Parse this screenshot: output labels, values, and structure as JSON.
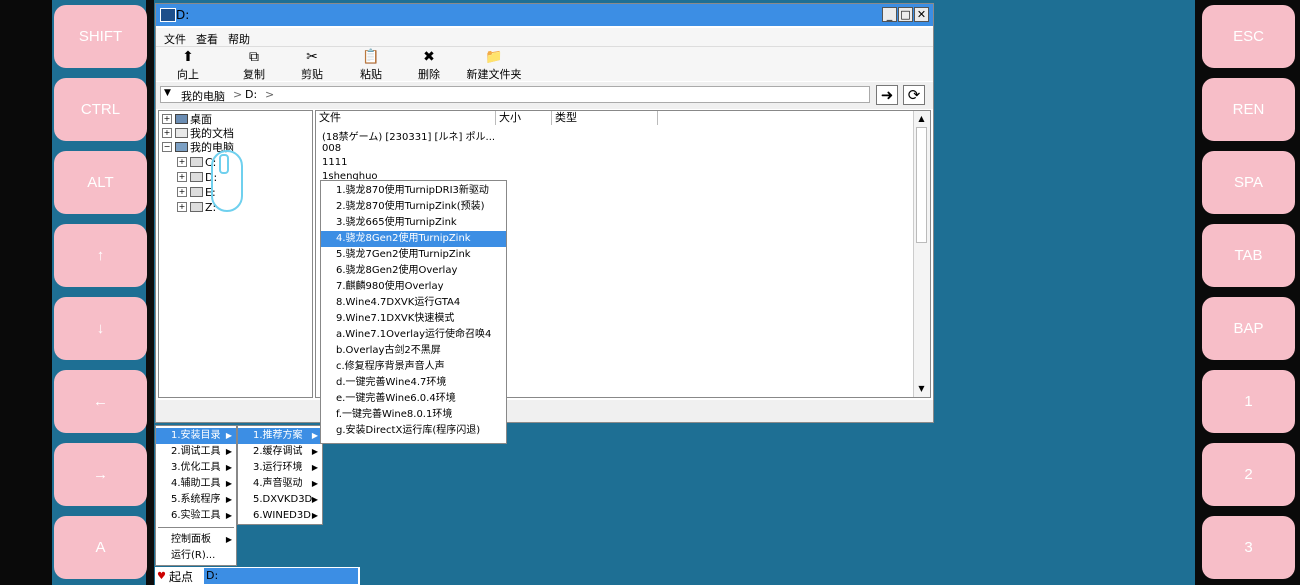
{
  "left_keys": [
    "SHIFT",
    "CTRL",
    "ALT",
    "↑",
    "↓",
    "←",
    "→",
    "A"
  ],
  "right_keys": [
    "ESC",
    "REN",
    "SPA",
    "TAB",
    "BAP",
    "1",
    "2",
    "3"
  ],
  "window": {
    "title": "D:",
    "min": "_",
    "max": "□",
    "close": "✕",
    "menu": [
      "文件",
      "查看",
      "帮助"
    ],
    "toolbar": [
      {
        "icon": "⬆",
        "label": "向上"
      },
      {
        "icon": "⧉",
        "label": "复制"
      },
      {
        "icon": "✂",
        "label": "剪贴"
      },
      {
        "icon": "📋",
        "label": "粘贴"
      },
      {
        "icon": "✖",
        "label": "删除"
      },
      {
        "icon": "📁",
        "label": "新建文件夹"
      }
    ],
    "address": {
      "dropdown": "▼",
      "crumb1": "我的电脑",
      "sep1": ">",
      "crumb2": "D:",
      "sep2": ">",
      "go": "➜",
      "refresh": "⟳"
    },
    "tree": [
      {
        "toggle": "+",
        "label": "桌面"
      },
      {
        "toggle": "+",
        "label": "我的文档"
      },
      {
        "toggle": "−",
        "label": "我的电脑"
      },
      {
        "toggle": "+",
        "label": "C:"
      },
      {
        "toggle": "+",
        "label": "D:"
      },
      {
        "toggle": "+",
        "label": "E:"
      },
      {
        "toggle": "+",
        "label": "Z:"
      }
    ],
    "columns": [
      "文件",
      "大小",
      "类型"
    ],
    "files": [
      "(18禁ゲーム) [230331] [ルネ] ポル...",
      "008",
      "1111",
      "1shenghuo"
    ]
  },
  "start_menu": {
    "items": [
      "1.安装目录",
      "2.调试工具",
      "3.优化工具",
      "4.辅助工具",
      "5.系统程序",
      "6.实验工具"
    ],
    "bottom": [
      "控制面板",
      "运行(R)..."
    ]
  },
  "submenu_1": [
    "1.推荐方案",
    "2.缓存调试",
    "3.运行环境",
    "4.声音驱动",
    "5.DXVKD3D",
    "6.WINED3D"
  ],
  "submenu_2": [
    "1.骁龙870使用TurnipDRI3新驱动",
    "2.骁龙870使用TurnipZink(预装)",
    "3.骁龙665使用TurnipZink",
    "4.骁龙8Gen2使用TurnipZink",
    "5.骁龙7Gen2使用TurnipZink",
    "6.骁龙8Gen2使用Overlay",
    "7.麒麟980使用Overlay",
    "8.Wine4.7DXVK运行GTA4",
    "9.Wine7.1DXVK快速模式",
    "a.Wine7.1Overlay运行使命召唤4",
    "b.Overlay古剑2不黑屏",
    "c.修复程序背景声音人声",
    "d.一键完善Wine4.7环境",
    "e.一键完善Wine6.0.4环境",
    "f.一键完善Wine8.0.1环境",
    "g.安装DirectX运行库(程序闪退)"
  ],
  "taskbar": {
    "start": "起点",
    "task": "D:"
  }
}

Your instructions |
Retype each record exactly as it stands, but do not include the pictures.

Solution for this problem |
Parse this screenshot: output labels, values, and structure as JSON.
{
  "left_keys": [
    "SHIFT",
    "CTRL",
    "ALT",
    "↑",
    "↓",
    "←",
    "→",
    "A"
  ],
  "right_keys": [
    "ESC",
    "REN",
    "SPA",
    "TAB",
    "BAP",
    "1",
    "2",
    "3"
  ],
  "window": {
    "title": "D:",
    "min": "_",
    "max": "□",
    "close": "✕",
    "menu": [
      "文件",
      "查看",
      "帮助"
    ],
    "toolbar": [
      {
        "icon": "⬆",
        "label": "向上"
      },
      {
        "icon": "⧉",
        "label": "复制"
      },
      {
        "icon": "✂",
        "label": "剪贴"
      },
      {
        "icon": "📋",
        "label": "粘贴"
      },
      {
        "icon": "✖",
        "label": "删除"
      },
      {
        "icon": "📁",
        "label": "新建文件夹"
      }
    ],
    "address": {
      "dropdown": "▼",
      "crumb1": "我的电脑",
      "sep1": ">",
      "crumb2": "D:",
      "sep2": ">",
      "go": "➜",
      "refresh": "⟳"
    },
    "tree": [
      {
        "toggle": "+",
        "label": "桌面"
      },
      {
        "toggle": "+",
        "label": "我的文档"
      },
      {
        "toggle": "−",
        "label": "我的电脑"
      },
      {
        "toggle": "+",
        "label": "C:"
      },
      {
        "toggle": "+",
        "label": "D:"
      },
      {
        "toggle": "+",
        "label": "E:"
      },
      {
        "toggle": "+",
        "label": "Z:"
      }
    ],
    "columns": [
      "文件",
      "大小",
      "类型"
    ],
    "files": [
      "(18禁ゲーム) [230331] [ルネ] ポル...",
      "008",
      "1111",
      "1shenghuo"
    ]
  },
  "start_menu": {
    "items": [
      "1.安装目录",
      "2.调试工具",
      "3.优化工具",
      "4.辅助工具",
      "5.系统程序",
      "6.实验工具"
    ],
    "bottom": [
      "控制面板",
      "运行(R)..."
    ]
  },
  "submenu_1": [
    "1.推荐方案",
    "2.缓存调试",
    "3.运行环境",
    "4.声音驱动",
    "5.DXVKD3D",
    "6.WINED3D"
  ],
  "submenu_2": [
    "1.骁龙870使用TurnipDRI3新驱动",
    "2.骁龙870使用TurnipZink(预装)",
    "3.骁龙665使用TurnipZink",
    "4.骁龙8Gen2使用TurnipZink",
    "5.骁龙7Gen2使用TurnipZink",
    "6.骁龙8Gen2使用Overlay",
    "7.麒麟980使用Overlay",
    "8.Wine4.7DXVK运行GTA4",
    "9.Wine7.1DXVK快速模式",
    "a.Wine7.1Overlay运行使命召唤4",
    "b.Overlay古剑2不黑屏",
    "c.修复程序背景声音人声",
    "d.一键完善Wine4.7环境",
    "e.一键完善Wine6.0.4环境",
    "f.一键完善Wine8.0.1环境",
    "g.安装DirectX运行库(程序闪退)"
  ],
  "taskbar": {
    "start": "起点",
    "task": "D:"
  }
}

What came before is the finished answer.